╔══

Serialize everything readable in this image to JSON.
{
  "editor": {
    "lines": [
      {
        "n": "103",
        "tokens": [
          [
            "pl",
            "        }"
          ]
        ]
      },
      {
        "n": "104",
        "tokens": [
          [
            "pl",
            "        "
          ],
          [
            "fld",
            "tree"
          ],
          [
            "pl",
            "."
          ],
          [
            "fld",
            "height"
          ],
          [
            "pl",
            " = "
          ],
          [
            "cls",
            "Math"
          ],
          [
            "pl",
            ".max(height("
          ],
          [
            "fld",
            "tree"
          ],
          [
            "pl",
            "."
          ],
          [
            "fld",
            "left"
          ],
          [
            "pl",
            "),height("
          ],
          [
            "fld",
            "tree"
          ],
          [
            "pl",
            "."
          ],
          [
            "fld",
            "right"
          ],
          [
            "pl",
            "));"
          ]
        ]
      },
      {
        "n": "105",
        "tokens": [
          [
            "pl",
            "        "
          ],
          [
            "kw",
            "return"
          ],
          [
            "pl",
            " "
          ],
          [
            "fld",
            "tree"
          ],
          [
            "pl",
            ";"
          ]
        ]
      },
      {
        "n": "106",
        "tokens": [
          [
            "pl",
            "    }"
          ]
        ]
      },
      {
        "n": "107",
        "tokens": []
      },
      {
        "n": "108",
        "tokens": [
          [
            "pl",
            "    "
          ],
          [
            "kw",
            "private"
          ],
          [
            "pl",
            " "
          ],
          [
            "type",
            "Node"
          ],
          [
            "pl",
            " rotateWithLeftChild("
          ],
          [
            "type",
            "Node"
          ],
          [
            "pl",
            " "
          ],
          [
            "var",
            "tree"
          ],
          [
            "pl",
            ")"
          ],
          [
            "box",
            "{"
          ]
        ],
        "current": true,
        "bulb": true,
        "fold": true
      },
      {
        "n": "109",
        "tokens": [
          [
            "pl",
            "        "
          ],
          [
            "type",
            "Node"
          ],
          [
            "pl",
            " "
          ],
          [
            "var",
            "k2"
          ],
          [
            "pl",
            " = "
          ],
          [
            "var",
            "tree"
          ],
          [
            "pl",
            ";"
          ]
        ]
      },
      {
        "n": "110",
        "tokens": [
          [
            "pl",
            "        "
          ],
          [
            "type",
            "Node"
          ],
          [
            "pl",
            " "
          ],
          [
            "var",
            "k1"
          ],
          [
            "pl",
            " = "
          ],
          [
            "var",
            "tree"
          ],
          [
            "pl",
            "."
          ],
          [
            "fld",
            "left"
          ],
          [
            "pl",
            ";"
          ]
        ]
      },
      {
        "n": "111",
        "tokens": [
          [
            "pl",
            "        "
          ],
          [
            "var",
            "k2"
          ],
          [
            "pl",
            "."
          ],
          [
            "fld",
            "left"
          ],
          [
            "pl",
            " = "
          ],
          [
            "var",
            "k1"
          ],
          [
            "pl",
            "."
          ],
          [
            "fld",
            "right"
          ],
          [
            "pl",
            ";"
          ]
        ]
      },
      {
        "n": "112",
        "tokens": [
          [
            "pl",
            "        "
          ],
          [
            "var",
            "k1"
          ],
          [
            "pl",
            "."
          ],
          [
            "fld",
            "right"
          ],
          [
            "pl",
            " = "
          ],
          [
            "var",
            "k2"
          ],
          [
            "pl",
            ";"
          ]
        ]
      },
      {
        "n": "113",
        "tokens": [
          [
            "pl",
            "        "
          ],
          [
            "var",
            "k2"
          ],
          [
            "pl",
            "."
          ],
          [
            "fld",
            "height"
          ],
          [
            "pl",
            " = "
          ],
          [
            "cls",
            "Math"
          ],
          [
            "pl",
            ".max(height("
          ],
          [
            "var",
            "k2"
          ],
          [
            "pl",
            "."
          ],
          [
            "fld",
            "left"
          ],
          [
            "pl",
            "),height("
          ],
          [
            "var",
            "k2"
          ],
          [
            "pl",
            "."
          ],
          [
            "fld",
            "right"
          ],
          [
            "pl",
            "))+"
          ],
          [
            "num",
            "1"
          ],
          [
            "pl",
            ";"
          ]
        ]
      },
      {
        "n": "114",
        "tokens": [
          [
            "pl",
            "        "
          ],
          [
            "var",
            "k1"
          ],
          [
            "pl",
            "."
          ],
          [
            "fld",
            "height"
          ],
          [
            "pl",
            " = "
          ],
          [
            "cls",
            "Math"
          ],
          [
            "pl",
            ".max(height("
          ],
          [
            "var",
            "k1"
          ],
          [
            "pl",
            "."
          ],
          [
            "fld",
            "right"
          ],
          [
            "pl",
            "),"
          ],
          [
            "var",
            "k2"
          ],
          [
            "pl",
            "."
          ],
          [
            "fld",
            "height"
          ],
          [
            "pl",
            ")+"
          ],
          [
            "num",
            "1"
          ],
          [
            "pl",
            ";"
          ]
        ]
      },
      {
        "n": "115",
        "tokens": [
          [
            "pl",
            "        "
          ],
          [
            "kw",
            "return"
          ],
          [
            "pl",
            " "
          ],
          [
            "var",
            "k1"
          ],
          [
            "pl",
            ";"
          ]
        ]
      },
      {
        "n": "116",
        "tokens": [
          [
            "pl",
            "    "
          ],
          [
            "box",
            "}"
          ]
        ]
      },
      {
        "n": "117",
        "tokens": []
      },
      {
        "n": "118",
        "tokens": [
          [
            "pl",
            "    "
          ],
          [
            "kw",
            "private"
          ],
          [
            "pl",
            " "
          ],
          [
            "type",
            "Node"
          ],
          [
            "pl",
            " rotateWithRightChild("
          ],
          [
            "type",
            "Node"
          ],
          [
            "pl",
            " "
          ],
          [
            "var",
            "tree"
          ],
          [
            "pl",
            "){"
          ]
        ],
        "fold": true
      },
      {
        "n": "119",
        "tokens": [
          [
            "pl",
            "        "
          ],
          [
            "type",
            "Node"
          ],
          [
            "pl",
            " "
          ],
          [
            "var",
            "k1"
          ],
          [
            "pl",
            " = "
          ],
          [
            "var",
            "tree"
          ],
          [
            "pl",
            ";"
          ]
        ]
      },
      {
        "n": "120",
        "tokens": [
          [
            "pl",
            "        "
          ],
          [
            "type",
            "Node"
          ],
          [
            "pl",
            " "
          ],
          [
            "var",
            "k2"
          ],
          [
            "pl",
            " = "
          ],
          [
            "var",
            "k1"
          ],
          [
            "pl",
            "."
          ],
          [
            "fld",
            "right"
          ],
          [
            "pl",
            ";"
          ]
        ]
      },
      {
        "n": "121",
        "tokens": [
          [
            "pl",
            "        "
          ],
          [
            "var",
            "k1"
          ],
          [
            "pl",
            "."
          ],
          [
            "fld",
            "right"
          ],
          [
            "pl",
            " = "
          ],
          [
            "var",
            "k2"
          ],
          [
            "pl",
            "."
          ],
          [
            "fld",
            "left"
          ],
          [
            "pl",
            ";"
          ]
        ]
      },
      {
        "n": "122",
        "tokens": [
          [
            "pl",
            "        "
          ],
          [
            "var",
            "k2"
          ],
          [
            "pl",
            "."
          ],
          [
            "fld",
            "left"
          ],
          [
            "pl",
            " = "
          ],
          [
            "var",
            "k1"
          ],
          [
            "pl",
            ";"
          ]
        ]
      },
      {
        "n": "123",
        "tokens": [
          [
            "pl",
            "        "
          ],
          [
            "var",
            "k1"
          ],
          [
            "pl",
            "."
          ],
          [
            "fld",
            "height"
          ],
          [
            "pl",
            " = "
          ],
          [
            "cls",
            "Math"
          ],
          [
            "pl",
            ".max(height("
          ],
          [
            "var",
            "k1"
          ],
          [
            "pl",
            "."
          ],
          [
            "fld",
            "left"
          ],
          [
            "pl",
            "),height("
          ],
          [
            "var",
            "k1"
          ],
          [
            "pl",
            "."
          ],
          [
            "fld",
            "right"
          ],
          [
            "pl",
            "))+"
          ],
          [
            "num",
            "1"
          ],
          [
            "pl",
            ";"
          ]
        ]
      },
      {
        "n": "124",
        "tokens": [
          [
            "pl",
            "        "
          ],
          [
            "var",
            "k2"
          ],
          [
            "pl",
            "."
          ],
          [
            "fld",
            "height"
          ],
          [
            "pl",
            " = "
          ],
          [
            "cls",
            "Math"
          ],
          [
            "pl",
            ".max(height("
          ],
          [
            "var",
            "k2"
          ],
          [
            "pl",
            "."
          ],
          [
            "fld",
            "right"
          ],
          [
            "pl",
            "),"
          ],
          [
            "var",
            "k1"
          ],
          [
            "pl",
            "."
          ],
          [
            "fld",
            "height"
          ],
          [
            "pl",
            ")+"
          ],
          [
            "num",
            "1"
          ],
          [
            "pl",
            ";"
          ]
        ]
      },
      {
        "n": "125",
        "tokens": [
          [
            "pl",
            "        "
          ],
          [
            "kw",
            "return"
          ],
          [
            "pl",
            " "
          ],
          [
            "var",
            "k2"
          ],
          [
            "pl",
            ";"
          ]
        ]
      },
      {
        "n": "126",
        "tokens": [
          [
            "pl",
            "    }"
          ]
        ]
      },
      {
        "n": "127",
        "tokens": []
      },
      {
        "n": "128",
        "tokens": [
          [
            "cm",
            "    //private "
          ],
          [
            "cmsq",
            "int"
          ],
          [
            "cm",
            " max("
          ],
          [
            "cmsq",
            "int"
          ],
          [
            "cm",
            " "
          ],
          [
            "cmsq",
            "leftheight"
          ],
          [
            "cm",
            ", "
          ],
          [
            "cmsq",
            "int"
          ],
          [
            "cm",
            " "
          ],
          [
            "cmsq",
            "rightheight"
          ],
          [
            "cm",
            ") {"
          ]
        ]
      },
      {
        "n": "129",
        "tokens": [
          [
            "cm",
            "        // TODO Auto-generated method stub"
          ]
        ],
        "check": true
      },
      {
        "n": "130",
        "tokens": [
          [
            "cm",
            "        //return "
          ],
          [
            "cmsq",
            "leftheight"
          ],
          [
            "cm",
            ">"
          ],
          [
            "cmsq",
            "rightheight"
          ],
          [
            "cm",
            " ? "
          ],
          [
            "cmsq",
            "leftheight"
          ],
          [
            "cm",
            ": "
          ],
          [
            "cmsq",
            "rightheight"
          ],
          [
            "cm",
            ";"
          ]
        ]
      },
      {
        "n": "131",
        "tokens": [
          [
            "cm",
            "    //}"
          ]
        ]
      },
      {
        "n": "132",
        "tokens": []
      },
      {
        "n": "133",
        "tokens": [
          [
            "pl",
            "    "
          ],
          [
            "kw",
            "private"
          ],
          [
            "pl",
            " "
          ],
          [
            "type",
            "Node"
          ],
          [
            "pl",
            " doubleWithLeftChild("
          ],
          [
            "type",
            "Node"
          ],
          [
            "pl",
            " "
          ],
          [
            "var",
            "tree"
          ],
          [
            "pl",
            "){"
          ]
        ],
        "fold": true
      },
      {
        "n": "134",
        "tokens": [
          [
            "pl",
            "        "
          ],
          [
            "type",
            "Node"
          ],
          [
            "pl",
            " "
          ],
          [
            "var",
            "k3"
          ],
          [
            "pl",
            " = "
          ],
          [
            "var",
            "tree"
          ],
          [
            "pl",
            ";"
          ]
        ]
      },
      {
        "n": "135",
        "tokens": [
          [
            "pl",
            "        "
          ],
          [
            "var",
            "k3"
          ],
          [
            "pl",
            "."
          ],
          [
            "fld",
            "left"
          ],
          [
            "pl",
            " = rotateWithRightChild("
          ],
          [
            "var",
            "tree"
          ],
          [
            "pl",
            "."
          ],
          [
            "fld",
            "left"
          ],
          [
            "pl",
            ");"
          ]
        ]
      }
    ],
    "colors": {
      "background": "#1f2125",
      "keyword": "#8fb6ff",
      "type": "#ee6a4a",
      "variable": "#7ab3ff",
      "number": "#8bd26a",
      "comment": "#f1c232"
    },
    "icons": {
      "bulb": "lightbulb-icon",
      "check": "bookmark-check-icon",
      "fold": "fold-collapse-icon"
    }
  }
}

╚══

◆ Your objective
Show every line in the records above that contains the word "rotateWithRightChild".

◆ Response to the exercise
            " rotateWithRightChild("
            " = rotateWithRightChild("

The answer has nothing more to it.